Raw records
»»

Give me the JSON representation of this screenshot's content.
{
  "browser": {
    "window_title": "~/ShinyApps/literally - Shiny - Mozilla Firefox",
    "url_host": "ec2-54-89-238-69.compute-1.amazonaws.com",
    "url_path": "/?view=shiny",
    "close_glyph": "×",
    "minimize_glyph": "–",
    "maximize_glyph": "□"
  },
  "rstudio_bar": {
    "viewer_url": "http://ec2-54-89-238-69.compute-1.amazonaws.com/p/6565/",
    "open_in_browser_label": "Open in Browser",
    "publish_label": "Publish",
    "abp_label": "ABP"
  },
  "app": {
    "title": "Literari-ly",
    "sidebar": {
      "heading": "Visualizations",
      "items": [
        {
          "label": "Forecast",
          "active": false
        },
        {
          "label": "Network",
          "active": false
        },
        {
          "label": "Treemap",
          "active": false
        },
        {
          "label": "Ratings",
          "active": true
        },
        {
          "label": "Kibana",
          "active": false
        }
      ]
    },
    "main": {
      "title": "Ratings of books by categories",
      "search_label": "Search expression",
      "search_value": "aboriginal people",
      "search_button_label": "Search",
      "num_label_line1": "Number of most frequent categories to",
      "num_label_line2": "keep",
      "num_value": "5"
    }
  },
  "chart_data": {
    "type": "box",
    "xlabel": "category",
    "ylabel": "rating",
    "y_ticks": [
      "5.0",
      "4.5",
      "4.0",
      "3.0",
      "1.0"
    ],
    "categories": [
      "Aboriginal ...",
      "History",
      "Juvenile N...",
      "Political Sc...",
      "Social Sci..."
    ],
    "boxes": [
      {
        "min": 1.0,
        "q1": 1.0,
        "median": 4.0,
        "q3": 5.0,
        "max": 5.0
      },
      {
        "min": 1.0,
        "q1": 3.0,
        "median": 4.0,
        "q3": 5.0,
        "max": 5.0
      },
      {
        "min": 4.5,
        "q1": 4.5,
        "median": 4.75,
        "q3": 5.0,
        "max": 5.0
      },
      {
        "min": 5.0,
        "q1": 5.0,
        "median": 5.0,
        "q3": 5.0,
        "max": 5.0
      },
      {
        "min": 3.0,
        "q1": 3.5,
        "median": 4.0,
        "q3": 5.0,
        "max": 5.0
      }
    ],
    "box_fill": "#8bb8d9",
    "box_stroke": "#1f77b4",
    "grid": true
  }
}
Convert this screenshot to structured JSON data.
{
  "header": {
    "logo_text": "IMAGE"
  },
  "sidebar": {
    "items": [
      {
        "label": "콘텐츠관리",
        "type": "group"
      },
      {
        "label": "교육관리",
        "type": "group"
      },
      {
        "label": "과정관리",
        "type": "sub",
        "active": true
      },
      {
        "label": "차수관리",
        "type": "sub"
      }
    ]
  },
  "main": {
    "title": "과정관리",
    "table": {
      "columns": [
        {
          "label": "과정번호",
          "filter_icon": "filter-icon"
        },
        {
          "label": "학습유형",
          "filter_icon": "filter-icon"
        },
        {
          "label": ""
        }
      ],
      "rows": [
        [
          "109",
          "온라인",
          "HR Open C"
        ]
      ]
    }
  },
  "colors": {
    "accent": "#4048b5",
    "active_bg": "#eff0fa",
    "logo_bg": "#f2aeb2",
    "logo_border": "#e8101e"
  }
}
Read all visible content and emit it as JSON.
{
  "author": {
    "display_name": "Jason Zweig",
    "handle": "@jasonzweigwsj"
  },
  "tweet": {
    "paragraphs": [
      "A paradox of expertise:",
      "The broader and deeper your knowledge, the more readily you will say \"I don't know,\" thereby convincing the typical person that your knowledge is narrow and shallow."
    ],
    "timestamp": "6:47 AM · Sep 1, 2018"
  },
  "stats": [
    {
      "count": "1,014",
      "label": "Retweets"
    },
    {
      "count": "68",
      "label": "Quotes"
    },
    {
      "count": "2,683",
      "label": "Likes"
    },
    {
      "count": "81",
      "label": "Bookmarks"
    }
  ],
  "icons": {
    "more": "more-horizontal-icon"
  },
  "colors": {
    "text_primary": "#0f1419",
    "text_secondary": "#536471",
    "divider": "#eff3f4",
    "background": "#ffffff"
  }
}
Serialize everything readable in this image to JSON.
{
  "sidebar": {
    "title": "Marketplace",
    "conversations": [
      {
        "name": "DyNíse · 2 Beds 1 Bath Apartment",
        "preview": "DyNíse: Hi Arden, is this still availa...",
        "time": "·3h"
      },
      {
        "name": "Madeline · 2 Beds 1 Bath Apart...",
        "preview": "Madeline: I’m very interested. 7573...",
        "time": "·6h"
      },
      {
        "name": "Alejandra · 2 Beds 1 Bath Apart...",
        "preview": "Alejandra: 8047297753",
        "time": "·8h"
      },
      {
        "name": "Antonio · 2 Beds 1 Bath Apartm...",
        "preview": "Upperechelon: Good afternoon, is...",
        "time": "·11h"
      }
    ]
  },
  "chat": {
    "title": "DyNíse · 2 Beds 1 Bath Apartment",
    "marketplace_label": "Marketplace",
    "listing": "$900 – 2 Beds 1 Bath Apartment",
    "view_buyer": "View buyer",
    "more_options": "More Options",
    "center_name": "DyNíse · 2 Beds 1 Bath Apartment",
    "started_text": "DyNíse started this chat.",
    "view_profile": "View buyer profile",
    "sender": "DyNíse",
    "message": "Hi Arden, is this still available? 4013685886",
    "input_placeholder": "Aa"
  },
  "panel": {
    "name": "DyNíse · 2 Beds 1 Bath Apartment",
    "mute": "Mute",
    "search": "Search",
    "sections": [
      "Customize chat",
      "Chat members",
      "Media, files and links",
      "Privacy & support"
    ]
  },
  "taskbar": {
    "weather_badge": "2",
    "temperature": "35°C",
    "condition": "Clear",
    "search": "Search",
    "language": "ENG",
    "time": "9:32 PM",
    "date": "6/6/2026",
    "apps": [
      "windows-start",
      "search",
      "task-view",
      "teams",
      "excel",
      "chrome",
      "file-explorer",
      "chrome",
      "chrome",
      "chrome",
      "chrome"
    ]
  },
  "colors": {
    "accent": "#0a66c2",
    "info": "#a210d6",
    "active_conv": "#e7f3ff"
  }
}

««

# Written problem:
All entries shown above should be printed again exactly.

# Result:
Give me the JSON representation of this screenshot's content.
{
  "browser": {
    "window_title": "~/ShinyApps/literally - Shiny - Mozilla Firefox",
    "url_host": "ec2-54-89-238-69.compute-1.amazonaws.com",
    "url_path": "/?view=shiny",
    "close_glyph": "×",
    "minimize_glyph": "–",
    "maximize_glyph": "□"
  },
  "rstudio_bar": {
    "viewer_url": "http://ec2-54-89-238-69.compute-1.amazonaws.com/p/6565/",
    "open_in_browser_label": "Open in Browser",
    "publish_label": "Publish",
    "abp_label": "ABP"
  },
  "app": {
    "title": "Literari-ly",
    "sidebar": {
      "heading": "Visualizations",
      "items": [
        {
          "label": "Forecast",
          "active": false
        },
        {
          "label": "Network",
          "active": false
        },
        {
          "label": "Treemap",
          "active": false
        },
        {
          "label": "Ratings",
          "active": true
        },
        {
          "label": "Kibana",
          "active": false
        }
      ]
    },
    "main": {
      "title": "Ratings of books by categories",
      "search_label": "Search expression",
      "search_value": "aboriginal people",
      "search_button_label": "Search",
      "num_label_line1": "Number of most frequent categories to",
      "num_label_line2": "keep",
      "num_value": "5"
    }
  },
  "chart_data": {
    "type": "box",
    "xlabel": "category",
    "ylabel": "rating",
    "y_ticks": [
      "5.0",
      "4.5",
      "4.0",
      "3.0",
      "1.0"
    ],
    "categories": [
      "Aboriginal ...",
      "History",
      "Juvenile N...",
      "Political Sc...",
      "Social Sci..."
    ],
    "boxes": [
      {
        "min": 1.0,
        "q1": 1.0,
        "median": 4.0,
        "q3": 5.0,
        "max": 5.0
      },
      {
        "min": 1.0,
        "q1": 3.0,
        "median": 4.0,
        "q3": 5.0,
        "max": 5.0
      },
      {
        "min": 4.5,
        "q1": 4.5,
        "median": 4.75,
        "q3": 5.0,
        "max": 5.0
      },
      {
        "min": 5.0,
        "q1": 5.0,
        "median": 5.0,
        "q3": 5.0,
        "max": 5.0
      },
      {
        "min": 3.0,
        "q1": 3.5,
        "median": 4.0,
        "q3": 5.0,
        "max": 5.0
      }
    ],
    "box_fill": "#8bb8d9",
    "box_stroke": "#1f77b4",
    "grid": true
  }
}
Convert this screenshot to structured JSON data.
{
  "header": {
    "logo_text": "IMAGE"
  },
  "sidebar": {
    "items": [
      {
        "label": "콘텐츠관리",
        "type": "group"
      },
      {
        "label": "교육관리",
        "type": "group"
      },
      {
        "label": "과정관리",
        "type": "sub",
        "active": true
      },
      {
        "label": "차수관리",
        "type": "sub"
      }
    ]
  },
  "main": {
    "title": "과정관리",
    "table": {
      "columns": [
        {
          "label": "과정번호",
          "filter_icon": "filter-icon"
        },
        {
          "label": "학습유형",
          "filter_icon": "filter-icon"
        },
        {
          "label": ""
        }
      ],
      "rows": [
        [
          "109",
          "온라인",
          "HR Open C"
        ]
      ]
    }
  },
  "colors": {
    "accent": "#4048b5",
    "active_bg": "#eff0fa",
    "logo_bg": "#f2aeb2",
    "logo_border": "#e8101e"
  }
}
Read all visible content and emit it as JSON.
{
  "author": {
    "display_name": "Jason Zweig",
    "handle": "@jasonzweigwsj"
  },
  "tweet": {
    "paragraphs": [
      "A paradox of expertise:",
      "The broader and deeper your knowledge, the more readily you will say \"I don't know,\" thereby convincing the typical person that your knowledge is narrow and shallow."
    ],
    "timestamp": "6:47 AM · Sep 1, 2018"
  },
  "stats": [
    {
      "count": "1,014",
      "label": "Retweets"
    },
    {
      "count": "68",
      "label": "Quotes"
    },
    {
      "count": "2,683",
      "label": "Likes"
    },
    {
      "count": "81",
      "label": "Bookmarks"
    }
  ],
  "icons": {
    "more": "more-horizontal-icon"
  },
  "colors": {
    "text_primary": "#0f1419",
    "text_secondary": "#536471",
    "divider": "#eff3f4",
    "background": "#ffffff"
  }
}
Serialize everything readable in this image to JSON.
{
  "sidebar": {
    "title": "Marketplace",
    "conversations": [
      {
        "name": "DyNíse · 2 Beds 1 Bath Apartment",
        "preview": "DyNíse: Hi Arden, is this still availa...",
        "time": "·3h"
      },
      {
        "name": "Madeline · 2 Beds 1 Bath Apart...",
        "preview": "Madeline: I’m very interested. 7573...",
        "time": "·6h"
      },
      {
        "name": "Alejandra · 2 Beds 1 Bath Apart...",
        "preview": "Alejandra: 8047297753",
        "time": "·8h"
      },
      {
        "name": "Antonio · 2 Beds 1 Bath Apartm...",
        "preview": "Upperechelon: Good afternoon, is...",
        "time": "·11h"
      }
    ]
  },
  "chat": {
    "title": "DyNíse · 2 Beds 1 Bath Apartment",
    "marketplace_label": "Marketplace",
    "listing": "$900 – 2 Beds 1 Bath Apartment",
    "view_buyer": "View buyer",
    "more_options": "More Options",
    "center_name": "DyNíse · 2 Beds 1 Bath Apartment",
    "started_text": "DyNíse started this chat.",
    "view_profile": "View buyer profile",
    "sender": "DyNíse",
    "message": "Hi Arden, is this still available? 4013685886",
    "input_placeholder": "Aa"
  },
  "panel": {
    "name": "DyNíse · 2 Beds 1 Bath Apartment",
    "mute": "Mute",
    "search": "Search",
    "sections": [
      "Customize chat",
      "Chat members",
      "Media, files and links",
      "Privacy & support"
    ]
  },
  "taskbar": {
    "weather_badge": "2",
    "temperature": "35°C",
    "condition": "Clear",
    "search": "Search",
    "language": "ENG",
    "time": "9:32 PM",
    "date": "6/6/2026",
    "apps": [
      "windows-start",
      "search",
      "task-view",
      "teams",
      "excel",
      "chrome",
      "file-explorer",
      "chrome",
      "chrome",
      "chrome",
      "chrome"
    ]
  },
  "colors": {
    "accent": "#0a66c2",
    "info": "#a210d6",
    "active_conv": "#e7f3ff"
  }
}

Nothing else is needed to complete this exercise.